DIRECTIONS FOR THIS TASK: How many lines of the material below contain the string "Follicular"? Answer with the number and nothing else.

>>

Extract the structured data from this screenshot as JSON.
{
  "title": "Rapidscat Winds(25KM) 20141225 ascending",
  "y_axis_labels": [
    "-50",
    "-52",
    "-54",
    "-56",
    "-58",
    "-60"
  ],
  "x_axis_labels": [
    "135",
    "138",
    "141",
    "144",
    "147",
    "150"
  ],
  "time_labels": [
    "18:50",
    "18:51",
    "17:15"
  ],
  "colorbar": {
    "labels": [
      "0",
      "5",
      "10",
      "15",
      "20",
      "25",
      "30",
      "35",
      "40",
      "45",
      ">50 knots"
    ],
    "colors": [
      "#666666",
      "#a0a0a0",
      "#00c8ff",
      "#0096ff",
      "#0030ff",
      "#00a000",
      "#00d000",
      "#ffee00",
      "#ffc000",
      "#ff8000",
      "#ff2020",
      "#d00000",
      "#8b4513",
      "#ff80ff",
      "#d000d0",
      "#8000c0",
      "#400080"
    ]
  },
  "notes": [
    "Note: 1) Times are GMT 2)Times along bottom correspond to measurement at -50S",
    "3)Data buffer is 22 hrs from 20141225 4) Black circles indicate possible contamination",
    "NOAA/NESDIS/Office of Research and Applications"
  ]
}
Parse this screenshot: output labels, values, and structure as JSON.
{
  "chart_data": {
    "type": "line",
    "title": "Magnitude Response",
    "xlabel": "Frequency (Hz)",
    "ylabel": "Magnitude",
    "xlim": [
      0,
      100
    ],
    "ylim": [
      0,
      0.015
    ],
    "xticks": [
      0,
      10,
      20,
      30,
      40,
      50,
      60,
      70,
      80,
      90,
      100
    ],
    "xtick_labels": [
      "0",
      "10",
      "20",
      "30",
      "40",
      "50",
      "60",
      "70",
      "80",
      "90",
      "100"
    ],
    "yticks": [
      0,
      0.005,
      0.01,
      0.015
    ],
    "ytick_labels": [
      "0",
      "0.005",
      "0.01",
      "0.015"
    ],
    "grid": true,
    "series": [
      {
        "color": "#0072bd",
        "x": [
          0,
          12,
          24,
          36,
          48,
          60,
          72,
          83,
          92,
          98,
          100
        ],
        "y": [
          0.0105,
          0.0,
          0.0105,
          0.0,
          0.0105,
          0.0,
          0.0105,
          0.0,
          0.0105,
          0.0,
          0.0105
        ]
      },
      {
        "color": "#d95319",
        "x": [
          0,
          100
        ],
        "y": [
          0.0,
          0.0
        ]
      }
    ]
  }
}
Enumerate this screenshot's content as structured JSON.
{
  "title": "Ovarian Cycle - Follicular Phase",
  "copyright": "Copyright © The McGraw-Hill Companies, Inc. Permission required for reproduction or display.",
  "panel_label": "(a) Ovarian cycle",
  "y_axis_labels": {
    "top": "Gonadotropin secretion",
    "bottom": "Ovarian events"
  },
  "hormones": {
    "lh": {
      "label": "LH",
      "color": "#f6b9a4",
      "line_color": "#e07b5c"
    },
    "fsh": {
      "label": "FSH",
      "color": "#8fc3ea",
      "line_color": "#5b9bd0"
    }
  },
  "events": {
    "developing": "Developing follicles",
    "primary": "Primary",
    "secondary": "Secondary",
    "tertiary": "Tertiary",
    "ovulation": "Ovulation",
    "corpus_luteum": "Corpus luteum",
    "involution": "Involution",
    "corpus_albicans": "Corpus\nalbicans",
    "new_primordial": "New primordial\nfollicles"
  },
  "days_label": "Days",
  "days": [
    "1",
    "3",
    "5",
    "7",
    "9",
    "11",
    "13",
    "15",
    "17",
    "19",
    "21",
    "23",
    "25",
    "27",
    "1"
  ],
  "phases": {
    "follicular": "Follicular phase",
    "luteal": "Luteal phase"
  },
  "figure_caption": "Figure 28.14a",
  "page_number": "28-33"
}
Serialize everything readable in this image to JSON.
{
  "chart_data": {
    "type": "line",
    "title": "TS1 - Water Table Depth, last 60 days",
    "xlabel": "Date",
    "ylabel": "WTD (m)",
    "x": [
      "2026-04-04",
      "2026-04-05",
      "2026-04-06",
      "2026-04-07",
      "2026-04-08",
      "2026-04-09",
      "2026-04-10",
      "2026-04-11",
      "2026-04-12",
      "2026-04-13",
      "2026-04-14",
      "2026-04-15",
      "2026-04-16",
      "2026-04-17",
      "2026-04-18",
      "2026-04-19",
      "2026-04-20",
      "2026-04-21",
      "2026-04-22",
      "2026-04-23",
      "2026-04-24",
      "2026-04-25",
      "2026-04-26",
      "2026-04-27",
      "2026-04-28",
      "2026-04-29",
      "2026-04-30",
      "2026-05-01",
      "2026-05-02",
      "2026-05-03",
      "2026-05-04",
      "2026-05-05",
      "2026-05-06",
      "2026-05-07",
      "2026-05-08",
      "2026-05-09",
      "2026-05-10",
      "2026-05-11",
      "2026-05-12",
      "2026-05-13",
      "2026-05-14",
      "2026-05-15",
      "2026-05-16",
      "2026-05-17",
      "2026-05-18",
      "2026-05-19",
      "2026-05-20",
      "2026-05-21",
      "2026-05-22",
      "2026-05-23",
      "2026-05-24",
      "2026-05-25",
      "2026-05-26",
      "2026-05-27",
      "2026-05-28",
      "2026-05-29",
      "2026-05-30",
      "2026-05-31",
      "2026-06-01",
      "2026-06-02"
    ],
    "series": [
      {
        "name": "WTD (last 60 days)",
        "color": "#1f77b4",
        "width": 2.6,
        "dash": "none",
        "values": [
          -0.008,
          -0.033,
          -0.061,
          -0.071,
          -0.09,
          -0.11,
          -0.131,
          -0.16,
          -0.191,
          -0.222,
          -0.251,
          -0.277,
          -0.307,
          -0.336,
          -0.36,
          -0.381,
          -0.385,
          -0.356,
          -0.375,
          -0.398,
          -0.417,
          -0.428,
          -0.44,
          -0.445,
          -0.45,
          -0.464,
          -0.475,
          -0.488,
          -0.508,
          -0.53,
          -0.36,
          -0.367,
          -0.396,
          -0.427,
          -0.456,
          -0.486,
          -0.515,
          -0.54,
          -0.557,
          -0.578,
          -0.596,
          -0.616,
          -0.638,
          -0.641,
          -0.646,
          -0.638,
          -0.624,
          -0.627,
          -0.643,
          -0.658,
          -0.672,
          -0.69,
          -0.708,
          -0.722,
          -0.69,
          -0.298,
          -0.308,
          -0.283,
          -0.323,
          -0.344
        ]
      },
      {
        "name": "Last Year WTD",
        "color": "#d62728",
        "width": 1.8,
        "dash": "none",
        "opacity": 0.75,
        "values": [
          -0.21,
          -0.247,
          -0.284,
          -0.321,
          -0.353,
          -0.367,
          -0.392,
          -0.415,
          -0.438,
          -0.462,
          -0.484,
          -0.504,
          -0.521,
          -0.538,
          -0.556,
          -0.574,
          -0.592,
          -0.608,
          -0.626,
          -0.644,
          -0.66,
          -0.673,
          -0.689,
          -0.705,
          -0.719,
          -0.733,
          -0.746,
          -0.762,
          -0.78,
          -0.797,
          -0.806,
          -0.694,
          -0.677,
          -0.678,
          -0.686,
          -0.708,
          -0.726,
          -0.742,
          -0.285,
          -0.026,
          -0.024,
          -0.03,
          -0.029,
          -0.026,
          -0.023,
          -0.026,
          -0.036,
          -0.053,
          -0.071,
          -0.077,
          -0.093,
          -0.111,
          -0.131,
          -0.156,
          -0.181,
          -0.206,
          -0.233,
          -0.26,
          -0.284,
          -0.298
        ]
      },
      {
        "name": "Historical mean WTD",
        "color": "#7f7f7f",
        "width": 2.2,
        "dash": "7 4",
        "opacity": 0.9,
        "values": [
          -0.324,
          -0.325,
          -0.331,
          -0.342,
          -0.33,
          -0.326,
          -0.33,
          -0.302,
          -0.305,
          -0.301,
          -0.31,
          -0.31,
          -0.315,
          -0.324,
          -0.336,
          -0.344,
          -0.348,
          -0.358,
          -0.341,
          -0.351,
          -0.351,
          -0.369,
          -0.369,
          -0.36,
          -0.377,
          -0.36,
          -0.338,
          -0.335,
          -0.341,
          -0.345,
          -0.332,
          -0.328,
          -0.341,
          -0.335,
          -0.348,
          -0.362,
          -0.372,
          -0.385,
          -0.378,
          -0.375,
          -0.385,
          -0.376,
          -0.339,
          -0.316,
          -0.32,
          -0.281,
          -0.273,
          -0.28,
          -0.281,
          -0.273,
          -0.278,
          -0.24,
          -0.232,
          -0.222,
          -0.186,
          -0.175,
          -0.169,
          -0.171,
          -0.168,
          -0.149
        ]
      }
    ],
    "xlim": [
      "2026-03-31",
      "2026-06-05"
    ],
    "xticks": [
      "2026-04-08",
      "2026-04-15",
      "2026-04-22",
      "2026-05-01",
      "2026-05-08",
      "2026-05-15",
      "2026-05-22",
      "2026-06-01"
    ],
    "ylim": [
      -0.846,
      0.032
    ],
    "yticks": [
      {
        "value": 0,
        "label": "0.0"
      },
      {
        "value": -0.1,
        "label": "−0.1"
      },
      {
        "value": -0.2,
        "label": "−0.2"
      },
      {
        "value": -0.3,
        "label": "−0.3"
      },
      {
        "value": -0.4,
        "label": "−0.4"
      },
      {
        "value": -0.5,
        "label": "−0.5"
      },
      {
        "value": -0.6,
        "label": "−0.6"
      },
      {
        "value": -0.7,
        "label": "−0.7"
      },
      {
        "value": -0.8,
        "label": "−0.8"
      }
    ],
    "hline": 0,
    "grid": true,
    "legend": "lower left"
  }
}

<<

WRITTEN RESPONSE: 2